> Recorded data
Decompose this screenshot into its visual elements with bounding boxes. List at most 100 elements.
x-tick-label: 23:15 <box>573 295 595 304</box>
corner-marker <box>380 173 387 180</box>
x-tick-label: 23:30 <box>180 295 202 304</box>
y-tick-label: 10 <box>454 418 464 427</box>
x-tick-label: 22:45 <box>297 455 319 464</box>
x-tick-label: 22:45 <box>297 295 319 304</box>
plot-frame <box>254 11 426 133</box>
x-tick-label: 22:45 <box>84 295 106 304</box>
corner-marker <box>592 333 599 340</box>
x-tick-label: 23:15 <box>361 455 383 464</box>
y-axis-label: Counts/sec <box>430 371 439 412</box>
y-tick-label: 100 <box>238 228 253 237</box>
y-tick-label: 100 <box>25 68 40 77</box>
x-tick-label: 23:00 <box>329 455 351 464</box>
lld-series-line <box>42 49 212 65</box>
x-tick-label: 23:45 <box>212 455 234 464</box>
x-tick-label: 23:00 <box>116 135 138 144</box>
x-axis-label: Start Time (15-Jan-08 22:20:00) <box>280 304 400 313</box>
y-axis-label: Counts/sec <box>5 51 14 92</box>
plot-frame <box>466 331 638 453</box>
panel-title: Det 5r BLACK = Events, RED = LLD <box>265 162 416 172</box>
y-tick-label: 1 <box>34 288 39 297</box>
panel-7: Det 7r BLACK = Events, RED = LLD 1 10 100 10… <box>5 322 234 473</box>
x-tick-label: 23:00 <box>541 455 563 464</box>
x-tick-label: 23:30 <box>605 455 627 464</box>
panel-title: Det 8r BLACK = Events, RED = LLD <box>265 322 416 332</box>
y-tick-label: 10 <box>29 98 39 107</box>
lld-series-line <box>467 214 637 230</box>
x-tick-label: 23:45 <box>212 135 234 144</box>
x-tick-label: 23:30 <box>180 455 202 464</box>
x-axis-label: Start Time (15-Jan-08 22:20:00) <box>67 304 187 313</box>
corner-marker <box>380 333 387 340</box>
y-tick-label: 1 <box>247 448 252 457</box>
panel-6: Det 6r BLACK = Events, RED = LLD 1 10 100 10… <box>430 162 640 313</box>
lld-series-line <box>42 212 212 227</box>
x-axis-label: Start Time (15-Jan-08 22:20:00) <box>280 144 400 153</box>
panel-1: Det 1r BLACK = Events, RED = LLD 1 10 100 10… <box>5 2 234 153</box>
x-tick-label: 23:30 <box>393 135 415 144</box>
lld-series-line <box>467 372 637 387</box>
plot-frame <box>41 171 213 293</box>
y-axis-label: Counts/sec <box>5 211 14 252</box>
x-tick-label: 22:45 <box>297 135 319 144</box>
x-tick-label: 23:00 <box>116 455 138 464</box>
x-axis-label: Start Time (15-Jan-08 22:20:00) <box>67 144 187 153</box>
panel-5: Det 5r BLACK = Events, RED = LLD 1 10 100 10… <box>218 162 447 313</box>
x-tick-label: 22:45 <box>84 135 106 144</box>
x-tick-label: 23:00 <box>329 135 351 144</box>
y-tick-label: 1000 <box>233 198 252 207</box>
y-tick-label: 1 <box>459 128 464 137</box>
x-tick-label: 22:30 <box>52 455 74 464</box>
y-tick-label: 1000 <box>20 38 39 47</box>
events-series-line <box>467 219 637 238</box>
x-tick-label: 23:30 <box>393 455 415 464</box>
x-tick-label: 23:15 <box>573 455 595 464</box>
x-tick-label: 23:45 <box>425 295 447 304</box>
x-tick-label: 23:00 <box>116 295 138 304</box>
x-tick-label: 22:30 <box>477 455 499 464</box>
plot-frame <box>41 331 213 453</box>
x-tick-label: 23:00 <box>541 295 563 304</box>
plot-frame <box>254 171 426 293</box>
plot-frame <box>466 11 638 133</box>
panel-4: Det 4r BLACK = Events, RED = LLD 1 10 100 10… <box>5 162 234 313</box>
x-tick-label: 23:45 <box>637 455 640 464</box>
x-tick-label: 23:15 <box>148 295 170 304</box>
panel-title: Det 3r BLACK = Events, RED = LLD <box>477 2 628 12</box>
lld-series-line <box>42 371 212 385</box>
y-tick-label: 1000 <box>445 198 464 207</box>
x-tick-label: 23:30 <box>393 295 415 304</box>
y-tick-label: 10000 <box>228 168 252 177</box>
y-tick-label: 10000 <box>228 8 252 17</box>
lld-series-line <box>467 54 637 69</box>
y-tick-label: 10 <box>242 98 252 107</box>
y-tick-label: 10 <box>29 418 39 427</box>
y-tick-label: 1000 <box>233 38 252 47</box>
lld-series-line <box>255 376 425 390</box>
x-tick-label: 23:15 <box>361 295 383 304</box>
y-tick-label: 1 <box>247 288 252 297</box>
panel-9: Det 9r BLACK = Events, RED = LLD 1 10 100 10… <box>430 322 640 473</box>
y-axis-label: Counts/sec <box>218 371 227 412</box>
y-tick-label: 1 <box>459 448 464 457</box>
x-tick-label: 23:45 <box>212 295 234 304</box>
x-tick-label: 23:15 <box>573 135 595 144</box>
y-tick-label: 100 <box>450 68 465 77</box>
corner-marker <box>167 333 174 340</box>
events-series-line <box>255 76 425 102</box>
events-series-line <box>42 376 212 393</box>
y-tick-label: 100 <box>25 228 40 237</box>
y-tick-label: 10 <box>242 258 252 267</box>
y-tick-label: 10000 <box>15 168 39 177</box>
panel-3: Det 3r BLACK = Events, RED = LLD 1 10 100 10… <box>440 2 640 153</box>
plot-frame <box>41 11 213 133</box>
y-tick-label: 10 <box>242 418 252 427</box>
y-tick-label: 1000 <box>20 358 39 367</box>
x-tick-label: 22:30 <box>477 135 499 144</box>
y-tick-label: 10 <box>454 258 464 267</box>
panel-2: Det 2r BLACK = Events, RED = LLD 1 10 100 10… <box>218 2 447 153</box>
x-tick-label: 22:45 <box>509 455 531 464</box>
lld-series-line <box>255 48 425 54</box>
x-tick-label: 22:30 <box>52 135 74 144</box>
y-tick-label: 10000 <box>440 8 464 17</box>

> Task requirements
Quote the items from the start through the line with "y-tick-label: 10 <box>454 418 464 427</box>", inclusive.

> Answer for the task
Decompose this screenshot into its visual elements with bounding boxes. List at most 100 elements.
x-tick-label: 23:15 <box>573 295 595 304</box>
corner-marker <box>380 173 387 180</box>
x-tick-label: 23:30 <box>180 295 202 304</box>
y-tick-label: 10 <box>454 418 464 427</box>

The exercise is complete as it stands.